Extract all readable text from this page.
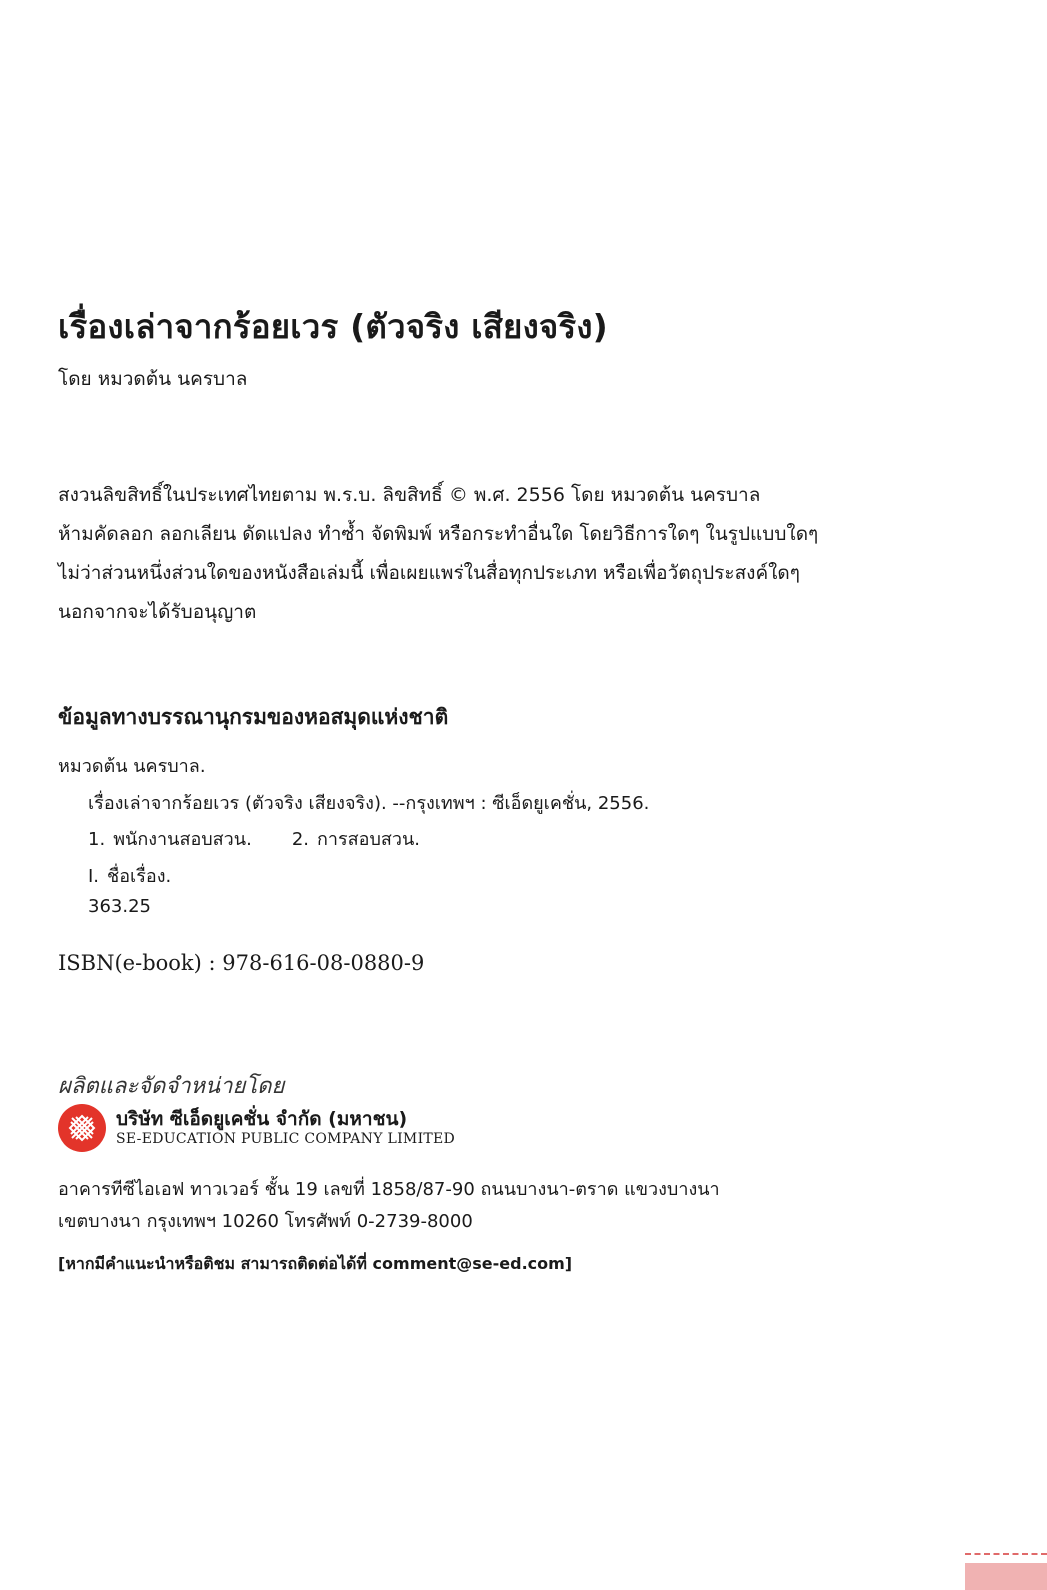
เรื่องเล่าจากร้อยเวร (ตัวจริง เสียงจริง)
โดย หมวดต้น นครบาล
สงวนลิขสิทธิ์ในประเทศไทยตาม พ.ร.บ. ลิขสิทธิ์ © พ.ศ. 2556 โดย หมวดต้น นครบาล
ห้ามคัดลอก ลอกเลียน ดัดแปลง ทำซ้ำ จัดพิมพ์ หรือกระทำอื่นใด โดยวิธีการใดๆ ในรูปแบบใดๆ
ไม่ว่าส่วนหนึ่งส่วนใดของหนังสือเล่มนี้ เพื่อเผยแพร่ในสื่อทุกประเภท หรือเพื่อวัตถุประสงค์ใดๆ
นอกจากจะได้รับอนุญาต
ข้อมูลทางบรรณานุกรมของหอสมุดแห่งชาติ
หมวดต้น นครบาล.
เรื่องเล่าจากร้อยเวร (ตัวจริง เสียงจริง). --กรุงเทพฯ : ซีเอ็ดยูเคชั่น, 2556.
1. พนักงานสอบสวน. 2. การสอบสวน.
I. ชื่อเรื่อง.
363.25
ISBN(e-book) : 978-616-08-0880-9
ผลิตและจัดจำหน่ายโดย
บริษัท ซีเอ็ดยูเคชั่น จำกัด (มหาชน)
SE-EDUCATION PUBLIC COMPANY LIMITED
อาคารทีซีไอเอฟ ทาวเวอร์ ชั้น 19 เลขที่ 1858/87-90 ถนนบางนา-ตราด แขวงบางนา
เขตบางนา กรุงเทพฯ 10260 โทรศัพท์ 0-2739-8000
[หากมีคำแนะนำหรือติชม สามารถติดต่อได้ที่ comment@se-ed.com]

--

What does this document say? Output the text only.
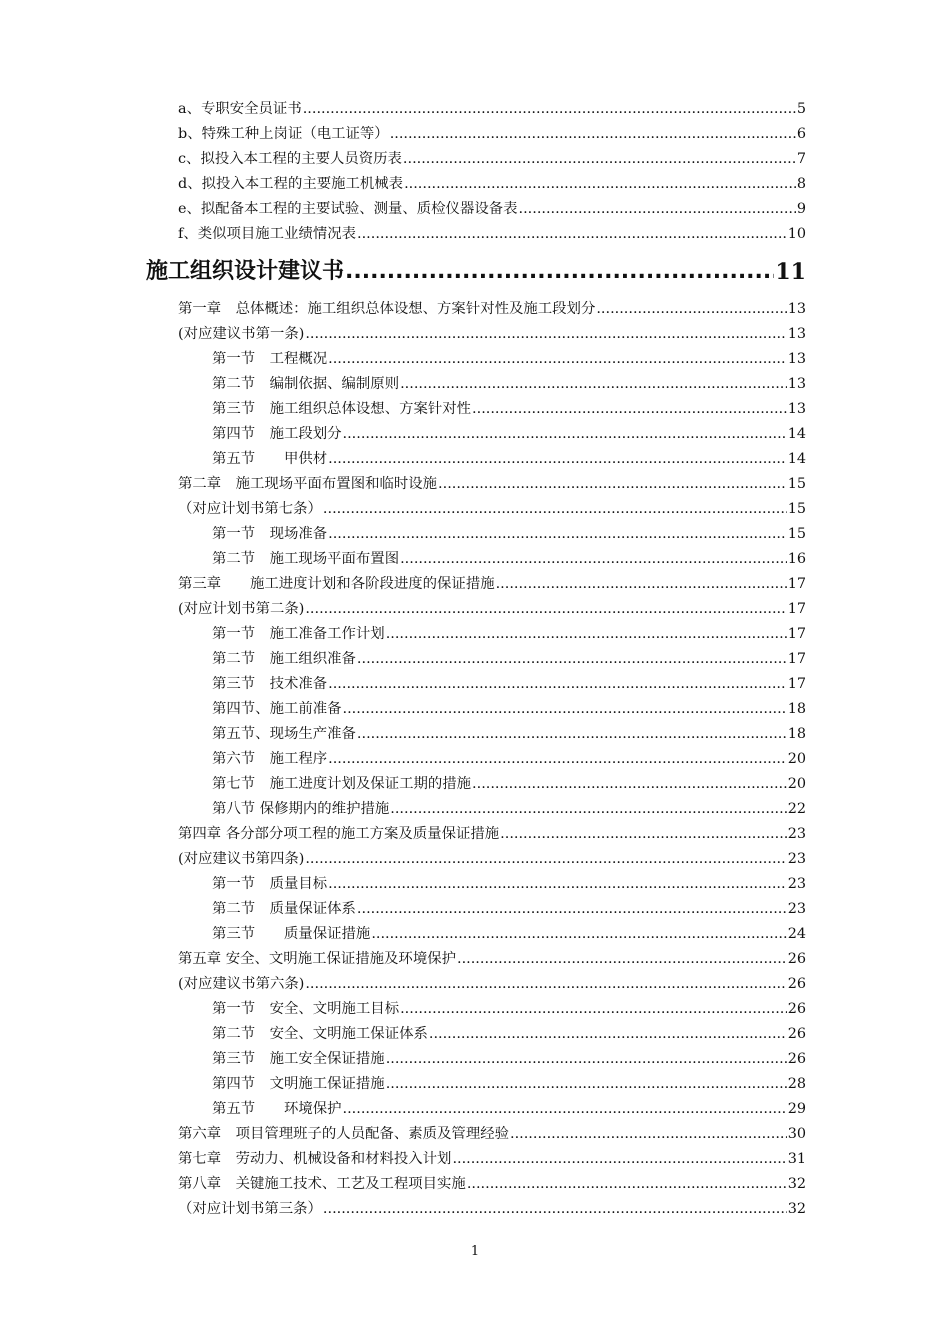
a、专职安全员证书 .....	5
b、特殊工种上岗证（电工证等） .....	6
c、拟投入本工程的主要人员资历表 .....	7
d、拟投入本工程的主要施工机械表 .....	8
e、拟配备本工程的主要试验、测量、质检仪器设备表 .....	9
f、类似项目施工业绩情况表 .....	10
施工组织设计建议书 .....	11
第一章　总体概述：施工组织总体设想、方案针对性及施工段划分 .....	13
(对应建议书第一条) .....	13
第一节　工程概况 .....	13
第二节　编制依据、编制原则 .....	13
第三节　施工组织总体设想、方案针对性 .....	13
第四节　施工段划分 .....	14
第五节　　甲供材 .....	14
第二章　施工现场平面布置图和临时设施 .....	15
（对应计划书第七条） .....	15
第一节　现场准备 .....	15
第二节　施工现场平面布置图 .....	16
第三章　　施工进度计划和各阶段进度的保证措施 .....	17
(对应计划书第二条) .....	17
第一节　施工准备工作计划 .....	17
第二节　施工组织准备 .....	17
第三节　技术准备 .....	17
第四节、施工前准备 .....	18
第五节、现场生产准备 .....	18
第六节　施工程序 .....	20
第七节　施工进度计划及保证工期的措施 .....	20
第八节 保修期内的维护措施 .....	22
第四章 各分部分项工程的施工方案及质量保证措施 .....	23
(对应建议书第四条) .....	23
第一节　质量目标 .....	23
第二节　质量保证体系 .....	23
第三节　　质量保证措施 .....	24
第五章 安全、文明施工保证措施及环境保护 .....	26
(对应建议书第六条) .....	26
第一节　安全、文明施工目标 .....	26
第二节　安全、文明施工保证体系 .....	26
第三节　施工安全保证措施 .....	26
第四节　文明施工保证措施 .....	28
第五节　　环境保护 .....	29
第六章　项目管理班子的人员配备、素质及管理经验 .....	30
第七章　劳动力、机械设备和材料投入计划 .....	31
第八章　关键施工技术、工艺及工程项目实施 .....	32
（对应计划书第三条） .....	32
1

--

» **WHAT TO PRODUCE**
Only the count is needed: the number of lines in the data that include the word "text".

» **FULL OUTPUT**
2